### BRIEF
Reproduce every entry in the listing without alteration.
┌──
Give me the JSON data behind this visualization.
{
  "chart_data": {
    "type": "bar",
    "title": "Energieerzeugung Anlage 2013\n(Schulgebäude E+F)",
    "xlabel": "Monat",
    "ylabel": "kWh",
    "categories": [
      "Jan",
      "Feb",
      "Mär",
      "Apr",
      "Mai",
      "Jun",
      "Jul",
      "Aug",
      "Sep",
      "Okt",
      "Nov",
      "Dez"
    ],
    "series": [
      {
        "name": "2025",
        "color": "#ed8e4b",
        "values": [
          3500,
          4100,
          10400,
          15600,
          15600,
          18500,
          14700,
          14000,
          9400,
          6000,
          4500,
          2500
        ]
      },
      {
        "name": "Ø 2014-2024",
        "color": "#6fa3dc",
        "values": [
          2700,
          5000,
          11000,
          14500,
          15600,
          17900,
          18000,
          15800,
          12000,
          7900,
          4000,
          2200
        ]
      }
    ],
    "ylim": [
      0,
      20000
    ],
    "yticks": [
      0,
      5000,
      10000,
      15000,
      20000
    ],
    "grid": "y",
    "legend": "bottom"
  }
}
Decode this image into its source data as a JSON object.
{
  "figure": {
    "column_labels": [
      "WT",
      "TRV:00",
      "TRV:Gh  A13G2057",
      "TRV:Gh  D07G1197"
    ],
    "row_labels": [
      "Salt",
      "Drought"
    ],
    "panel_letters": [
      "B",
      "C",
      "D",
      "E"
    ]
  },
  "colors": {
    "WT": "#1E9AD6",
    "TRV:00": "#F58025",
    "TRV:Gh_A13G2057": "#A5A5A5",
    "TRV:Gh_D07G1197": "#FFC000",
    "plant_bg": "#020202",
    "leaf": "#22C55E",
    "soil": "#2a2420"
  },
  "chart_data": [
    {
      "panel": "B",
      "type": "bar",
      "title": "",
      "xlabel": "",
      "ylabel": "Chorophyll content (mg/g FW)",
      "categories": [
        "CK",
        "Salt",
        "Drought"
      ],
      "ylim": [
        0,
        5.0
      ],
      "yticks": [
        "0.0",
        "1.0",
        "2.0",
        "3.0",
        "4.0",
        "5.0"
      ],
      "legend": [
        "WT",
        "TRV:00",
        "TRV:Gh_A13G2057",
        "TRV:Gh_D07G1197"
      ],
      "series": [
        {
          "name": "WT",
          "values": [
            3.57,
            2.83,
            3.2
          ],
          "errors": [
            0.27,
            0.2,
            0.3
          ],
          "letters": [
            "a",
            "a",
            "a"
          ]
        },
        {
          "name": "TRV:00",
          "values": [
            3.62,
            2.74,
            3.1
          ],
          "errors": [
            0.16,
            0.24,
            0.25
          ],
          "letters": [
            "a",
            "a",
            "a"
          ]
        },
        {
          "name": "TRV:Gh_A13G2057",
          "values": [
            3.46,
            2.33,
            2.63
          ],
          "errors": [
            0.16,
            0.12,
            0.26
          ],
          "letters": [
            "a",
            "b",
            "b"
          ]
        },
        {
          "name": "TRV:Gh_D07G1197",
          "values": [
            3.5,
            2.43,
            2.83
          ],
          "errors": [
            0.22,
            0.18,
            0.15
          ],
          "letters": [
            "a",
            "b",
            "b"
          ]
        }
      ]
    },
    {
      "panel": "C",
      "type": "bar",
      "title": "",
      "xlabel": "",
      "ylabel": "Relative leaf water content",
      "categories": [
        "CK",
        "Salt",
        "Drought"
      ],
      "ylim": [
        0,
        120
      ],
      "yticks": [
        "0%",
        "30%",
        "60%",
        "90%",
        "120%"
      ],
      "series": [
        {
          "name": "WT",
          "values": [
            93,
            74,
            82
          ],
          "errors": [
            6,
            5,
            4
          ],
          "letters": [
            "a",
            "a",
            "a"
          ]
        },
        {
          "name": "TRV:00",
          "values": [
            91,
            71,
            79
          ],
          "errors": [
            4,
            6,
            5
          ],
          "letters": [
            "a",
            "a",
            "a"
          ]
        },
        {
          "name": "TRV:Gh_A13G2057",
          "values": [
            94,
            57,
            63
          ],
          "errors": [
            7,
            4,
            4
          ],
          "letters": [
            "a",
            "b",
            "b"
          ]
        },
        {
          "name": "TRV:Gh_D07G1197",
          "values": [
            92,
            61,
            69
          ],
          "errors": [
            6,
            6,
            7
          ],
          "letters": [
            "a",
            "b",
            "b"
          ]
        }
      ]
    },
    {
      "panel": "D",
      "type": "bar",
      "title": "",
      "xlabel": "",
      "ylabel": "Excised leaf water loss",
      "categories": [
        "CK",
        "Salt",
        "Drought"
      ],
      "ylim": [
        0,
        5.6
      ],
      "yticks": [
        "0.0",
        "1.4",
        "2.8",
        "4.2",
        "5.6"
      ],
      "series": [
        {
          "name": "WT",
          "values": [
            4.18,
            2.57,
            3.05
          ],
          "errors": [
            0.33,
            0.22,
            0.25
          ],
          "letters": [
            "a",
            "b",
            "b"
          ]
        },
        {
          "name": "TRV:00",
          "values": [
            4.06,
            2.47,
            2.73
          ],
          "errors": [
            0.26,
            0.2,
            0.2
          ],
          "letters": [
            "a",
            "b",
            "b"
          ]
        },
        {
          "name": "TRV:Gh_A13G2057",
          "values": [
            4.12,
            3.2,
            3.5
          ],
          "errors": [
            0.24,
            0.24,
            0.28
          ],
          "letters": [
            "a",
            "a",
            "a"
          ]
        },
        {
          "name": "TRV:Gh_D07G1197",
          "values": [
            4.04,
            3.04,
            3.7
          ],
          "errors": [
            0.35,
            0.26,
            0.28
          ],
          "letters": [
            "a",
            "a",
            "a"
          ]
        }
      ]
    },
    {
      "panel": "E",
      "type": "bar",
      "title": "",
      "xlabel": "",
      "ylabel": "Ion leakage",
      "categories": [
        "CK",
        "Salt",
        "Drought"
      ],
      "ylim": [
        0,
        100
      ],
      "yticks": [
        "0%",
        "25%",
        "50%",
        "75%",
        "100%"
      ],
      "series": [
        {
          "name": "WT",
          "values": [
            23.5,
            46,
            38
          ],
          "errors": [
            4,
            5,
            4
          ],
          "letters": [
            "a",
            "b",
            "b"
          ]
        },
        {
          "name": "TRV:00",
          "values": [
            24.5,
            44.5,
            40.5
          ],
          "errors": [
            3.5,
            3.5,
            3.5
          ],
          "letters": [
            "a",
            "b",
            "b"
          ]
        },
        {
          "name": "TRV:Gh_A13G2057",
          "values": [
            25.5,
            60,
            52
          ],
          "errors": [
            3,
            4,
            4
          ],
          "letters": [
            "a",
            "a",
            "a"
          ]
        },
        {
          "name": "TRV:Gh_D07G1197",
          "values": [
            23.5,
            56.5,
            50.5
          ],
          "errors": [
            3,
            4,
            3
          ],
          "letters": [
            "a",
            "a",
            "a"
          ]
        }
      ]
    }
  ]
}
└──
### EXERCISE RESULT
Give me the JSON data behind this visualization.
{
  "chart_data": {
    "type": "bar",
    "title": "Energieerzeugung Anlage 2013\n(Schulgebäude E+F)",
    "xlabel": "Monat",
    "ylabel": "kWh",
    "categories": [
      "Jan",
      "Feb",
      "Mär",
      "Apr",
      "Mai",
      "Jun",
      "Jul",
      "Aug",
      "Sep",
      "Okt",
      "Nov",
      "Dez"
    ],
    "series": [
      {
        "name": "2025",
        "color": "#ed8e4b",
        "values": [
          3500,
          4100,
          10400,
          15600,
          15600,
          18500,
          14700,
          14000,
          9400,
          6000,
          4500,
          2500
        ]
      },
      {
        "name": "Ø 2014-2024",
        "color": "#6fa3dc",
        "values": [
          2700,
          5000,
          11000,
          14500,
          15600,
          17900,
          18000,
          15800,
          12000,
          7900,
          4000,
          2200
        ]
      }
    ],
    "ylim": [
      0,
      20000
    ],
    "yticks": [
      0,
      5000,
      10000,
      15000,
      20000
    ],
    "grid": "y",
    "legend": "bottom"
  }
}
Decode this image into its source data as a JSON object.
{
  "figure": {
    "column_labels": [
      "WT",
      "TRV:00",
      "TRV:Gh  A13G2057",
      "TRV:Gh  D07G1197"
    ],
    "row_labels": [
      "Salt",
      "Drought"
    ],
    "panel_letters": [
      "B",
      "C",
      "D",
      "E"
    ]
  },
  "colors": {
    "WT": "#1E9AD6",
    "TRV:00": "#F58025",
    "TRV:Gh_A13G2057": "#A5A5A5",
    "TRV:Gh_D07G1197": "#FFC000",
    "plant_bg": "#020202",
    "leaf": "#22C55E",
    "soil": "#2a2420"
  },
  "chart_data": [
    {
      "panel": "B",
      "type": "bar",
      "title": "",
      "xlabel": "",
      "ylabel": "Chorophyll content (mg/g FW)",
      "categories": [
        "CK",
        "Salt",
        "Drought"
      ],
      "ylim": [
        0,
        5.0
      ],
      "yticks": [
        "0.0",
        "1.0",
        "2.0",
        "3.0",
        "4.0",
        "5.0"
      ],
      "legend": [
        "WT",
        "TRV:00",
        "TRV:Gh_A13G2057",
        "TRV:Gh_D07G1197"
      ],
      "series": [
        {
          "name": "WT",
          "values": [
            3.57,
            2.83,
            3.2
          ],
          "errors": [
            0.27,
            0.2,
            0.3
          ],
          "letters": [
            "a",
            "a",
            "a"
          ]
        },
        {
          "name": "TRV:00",
          "values": [
            3.62,
            2.74,
            3.1
          ],
          "errors": [
            0.16,
            0.24,
            0.25
          ],
          "letters": [
            "a",
            "a",
            "a"
          ]
        },
        {
          "name": "TRV:Gh_A13G2057",
          "values": [
            3.46,
            2.33,
            2.63
          ],
          "errors": [
            0.16,
            0.12,
            0.26
          ],
          "letters": [
            "a",
            "b",
            "b"
          ]
        },
        {
          "name": "TRV:Gh_D07G1197",
          "values": [
            3.5,
            2.43,
            2.83
          ],
          "errors": [
            0.22,
            0.18,
            0.15
          ],
          "letters": [
            "a",
            "b",
            "b"
          ]
        }
      ]
    },
    {
      "panel": "C",
      "type": "bar",
      "title": "",
      "xlabel": "",
      "ylabel": "Relative leaf water content",
      "categories": [
        "CK",
        "Salt",
        "Drought"
      ],
      "ylim": [
        0,
        120
      ],
      "yticks": [
        "0%",
        "30%",
        "60%",
        "90%",
        "120%"
      ],
      "series": [
        {
          "name": "WT",
          "values": [
            93,
            74,
            82
          ],
          "errors": [
            6,
            5,
            4
          ],
          "letters": [
            "a",
            "a",
            "a"
          ]
        },
        {
          "name": "TRV:00",
          "values": [
            91,
            71,
            79
          ],
          "errors": [
            4,
            6,
            5
          ],
          "letters": [
            "a",
            "a",
            "a"
          ]
        },
        {
          "name": "TRV:Gh_A13G2057",
          "values": [
            94,
            57,
            63
          ],
          "errors": [
            7,
            4,
            4
          ],
          "letters": [
            "a",
            "b",
            "b"
          ]
        },
        {
          "name": "TRV:Gh_D07G1197",
          "values": [
            92,
            61,
            69
          ],
          "errors": [
            6,
            6,
            7
          ],
          "letters": [
            "a",
            "b",
            "b"
          ]
        }
      ]
    },
    {
      "panel": "D",
      "type": "bar",
      "title": "",
      "xlabel": "",
      "ylabel": "Excised leaf water loss",
      "categories": [
        "CK",
        "Salt",
        "Drought"
      ],
      "ylim": [
        0,
        5.6
      ],
      "yticks": [
        "0.0",
        "1.4",
        "2.8",
        "4.2",
        "5.6"
      ],
      "series": [
        {
          "name": "WT",
          "values": [
            4.18,
            2.57,
            3.05
          ],
          "errors": [
            0.33,
            0.22,
            0.25
          ],
          "letters": [
            "a",
            "b",
            "b"
          ]
        },
        {
          "name": "TRV:00",
          "values": [
            4.06,
            2.47,
            2.73
          ],
          "errors": [
            0.26,
            0.2,
            0.2
          ],
          "letters": [
            "a",
            "b",
            "b"
          ]
        },
        {
          "name": "TRV:Gh_A13G2057",
          "values": [
            4.12,
            3.2,
            3.5
          ],
          "errors": [
            0.24,
            0.24,
            0.28
          ],
          "letters": [
            "a",
            "a",
            "a"
          ]
        },
        {
          "name": "TRV:Gh_D07G1197",
          "values": [
            4.04,
            3.04,
            3.7
          ],
          "errors": [
            0.35,
            0.26,
            0.28
          ],
          "letters": [
            "a",
            "a",
            "a"
          ]
        }
      ]
    },
    {
      "panel": "E",
      "type": "bar",
      "title": "",
      "xlabel": "",
      "ylabel": "Ion leakage",
      "categories": [
        "CK",
        "Salt",
        "Drought"
      ],
      "ylim": [
        0,
        100
      ],
      "yticks": [
        "0%",
        "25%",
        "50%",
        "75%",
        "100%"
      ],
      "series": [
        {
          "name": "WT",
          "values": [
            23.5,
            46,
            38
          ],
          "errors": [
            4,
            5,
            4
          ],
          "letters": [
            "a",
            "b",
            "b"
          ]
        },
        {
          "name": "TRV:00",
          "values": [
            24.5,
            44.5,
            40.5
          ],
          "errors": [
            3.5,
            3.5,
            3.5
          ],
          "letters": [
            "a",
            "b",
            "b"
          ]
        },
        {
          "name": "TRV:Gh_A13G2057",
          "values": [
            25.5,
            60,
            52
          ],
          "errors": [
            3,
            4,
            4
          ],
          "letters": [
            "a",
            "a",
            "a"
          ]
        },
        {
          "name": "TRV:Gh_D07G1197",
          "values": [
            23.5,
            56.5,
            50.5
          ],
          "errors": [
            3,
            4,
            3
          ],
          "letters": [
            "a",
            "a",
            "a"
          ]
        }
      ]
    }
  ]
}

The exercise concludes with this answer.